─── Exercise input ───
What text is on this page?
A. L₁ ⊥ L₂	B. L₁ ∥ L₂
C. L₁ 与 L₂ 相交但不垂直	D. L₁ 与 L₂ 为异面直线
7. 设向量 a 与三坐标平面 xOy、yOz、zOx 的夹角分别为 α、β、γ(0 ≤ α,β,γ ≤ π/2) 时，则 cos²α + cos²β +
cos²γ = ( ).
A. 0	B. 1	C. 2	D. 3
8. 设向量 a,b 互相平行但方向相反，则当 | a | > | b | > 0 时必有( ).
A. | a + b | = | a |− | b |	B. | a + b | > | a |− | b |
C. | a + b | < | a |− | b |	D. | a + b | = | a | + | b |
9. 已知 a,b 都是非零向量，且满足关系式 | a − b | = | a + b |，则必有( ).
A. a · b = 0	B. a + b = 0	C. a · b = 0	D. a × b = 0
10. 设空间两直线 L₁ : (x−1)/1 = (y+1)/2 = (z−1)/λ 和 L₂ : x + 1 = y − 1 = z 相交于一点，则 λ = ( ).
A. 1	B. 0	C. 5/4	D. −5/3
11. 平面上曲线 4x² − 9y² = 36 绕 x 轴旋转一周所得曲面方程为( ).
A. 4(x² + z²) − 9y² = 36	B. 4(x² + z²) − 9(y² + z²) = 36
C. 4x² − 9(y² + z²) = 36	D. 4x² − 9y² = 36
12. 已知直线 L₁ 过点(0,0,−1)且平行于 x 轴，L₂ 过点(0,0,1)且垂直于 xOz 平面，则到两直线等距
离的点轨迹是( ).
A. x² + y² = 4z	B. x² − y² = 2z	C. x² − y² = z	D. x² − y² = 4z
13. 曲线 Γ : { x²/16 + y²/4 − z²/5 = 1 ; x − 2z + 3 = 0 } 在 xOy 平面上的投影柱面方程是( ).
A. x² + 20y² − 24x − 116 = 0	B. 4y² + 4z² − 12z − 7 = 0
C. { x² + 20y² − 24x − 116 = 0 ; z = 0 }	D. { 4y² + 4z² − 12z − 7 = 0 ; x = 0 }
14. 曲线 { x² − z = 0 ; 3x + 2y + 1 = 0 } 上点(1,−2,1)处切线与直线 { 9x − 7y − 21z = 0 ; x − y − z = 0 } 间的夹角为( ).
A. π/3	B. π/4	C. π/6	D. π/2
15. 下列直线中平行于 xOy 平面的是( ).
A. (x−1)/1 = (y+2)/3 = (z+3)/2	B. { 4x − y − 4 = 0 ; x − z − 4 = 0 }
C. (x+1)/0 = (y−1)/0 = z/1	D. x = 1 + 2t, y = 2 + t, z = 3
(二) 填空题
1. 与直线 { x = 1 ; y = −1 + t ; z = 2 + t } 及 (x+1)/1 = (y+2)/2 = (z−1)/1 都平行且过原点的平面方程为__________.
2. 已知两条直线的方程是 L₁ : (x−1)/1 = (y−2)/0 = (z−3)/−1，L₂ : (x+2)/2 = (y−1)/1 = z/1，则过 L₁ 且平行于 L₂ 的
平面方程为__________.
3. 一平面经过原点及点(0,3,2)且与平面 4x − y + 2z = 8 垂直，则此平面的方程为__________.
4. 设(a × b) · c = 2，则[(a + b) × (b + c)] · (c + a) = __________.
───
> **Task to complete**: Lines that include the word "且平行于" — how many are there in the data? Answer with the number alone.

> **Written response**: 2